=== TASK OBJECTIVE ===
Reproduce the data exactly.

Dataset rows
--*--
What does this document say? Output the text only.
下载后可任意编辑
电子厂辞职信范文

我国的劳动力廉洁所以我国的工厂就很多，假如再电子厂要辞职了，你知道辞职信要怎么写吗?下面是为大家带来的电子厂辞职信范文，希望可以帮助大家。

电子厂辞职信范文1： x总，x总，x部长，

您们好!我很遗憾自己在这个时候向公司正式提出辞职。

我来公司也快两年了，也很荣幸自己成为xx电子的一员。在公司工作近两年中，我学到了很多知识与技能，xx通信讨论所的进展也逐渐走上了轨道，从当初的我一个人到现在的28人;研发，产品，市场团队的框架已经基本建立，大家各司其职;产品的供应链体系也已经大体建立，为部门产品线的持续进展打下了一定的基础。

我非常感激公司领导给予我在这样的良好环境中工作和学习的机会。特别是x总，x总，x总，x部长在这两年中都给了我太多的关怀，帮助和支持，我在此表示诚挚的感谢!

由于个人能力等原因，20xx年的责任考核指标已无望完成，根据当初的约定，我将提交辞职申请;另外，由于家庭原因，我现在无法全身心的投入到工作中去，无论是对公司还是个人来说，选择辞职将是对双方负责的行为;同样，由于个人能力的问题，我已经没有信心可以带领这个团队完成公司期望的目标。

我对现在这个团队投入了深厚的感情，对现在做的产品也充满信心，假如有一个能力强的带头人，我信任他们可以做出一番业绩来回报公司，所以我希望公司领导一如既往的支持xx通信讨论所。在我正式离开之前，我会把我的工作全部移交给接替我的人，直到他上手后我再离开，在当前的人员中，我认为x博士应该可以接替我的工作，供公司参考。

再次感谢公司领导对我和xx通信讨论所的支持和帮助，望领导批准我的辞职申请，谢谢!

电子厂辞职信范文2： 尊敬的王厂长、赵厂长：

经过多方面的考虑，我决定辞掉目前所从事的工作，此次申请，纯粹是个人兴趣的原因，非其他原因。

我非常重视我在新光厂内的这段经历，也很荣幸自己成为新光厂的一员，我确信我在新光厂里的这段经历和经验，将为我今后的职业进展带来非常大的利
--*--
=== FINAL ANSWER ===
What does this document say? Output the text only.
下载后可任意编辑
电子厂辞职信范文

我国的劳动力廉洁所以我国的工厂就很多，假如再电子厂要辞职了，你知道辞职信要怎么写吗?下面是为大家带来的电子厂辞职信范文，希望可以帮助大家。

电子厂辞职信范文1： x总，x总，x部长，

您们好!我很遗憾自己在这个时候向公司正式提出辞职。

我来公司也快两年了，也很荣幸自己成为xx电子的一员。在公司工作近两年中，我学到了很多知识与技能，xx通信讨论所的进展也逐渐走上了轨道，从当初的我一个人到现在的28人;研发，产品，市场团队的框架已经基本建立，大家各司其职;产品的供应链体系也已经大体建立，为部门产品线的持续进展打下了一定的基础。

我非常感激公司领导给予我在这样的良好环境中工作和学习的机会。特别是x总，x总，x总，x部长在这两年中都给了我太多的关怀，帮助和支持，我在此表示诚挚的感谢!

由于个人能力等原因，20xx年的责任考核指标已无望完成，根据当初的约定，我将提交辞职申请;另外，由于家庭原因，我现在无法全身心的投入到工作中去，无论是对公司还是个人来说，选择辞职将是对双方负责的行为;同样，由于个人能力的问题，我已经没有信心可以带领这个团队完成公司期望的目标。

我对现在这个团队投入了深厚的感情，对现在做的产品也充满信心，假如有一个能力强的带头人，我信任他们可以做出一番业绩来回报公司，所以我希望公司领导一如既往的支持xx通信讨论所。在我正式离开之前，我会把我的工作全部移交给接替我的人，直到他上手后我再离开，在当前的人员中，我认为x博士应该可以接替我的工作，供公司参考。

再次感谢公司领导对我和xx通信讨论所的支持和帮助，望领导批准我的辞职申请，谢谢!

电子厂辞职信范文2： 尊敬的王厂长、赵厂长：

经过多方面的考虑，我决定辞掉目前所从事的工作，此次申请，纯粹是个人兴趣的原因，非其他原因。

我非常重视我在新光厂内的这段经历，也很荣幸自己成为新光厂的一员，我确信我在新光厂里的这段经历和经验，将为我今后的职业进展带来非常大的利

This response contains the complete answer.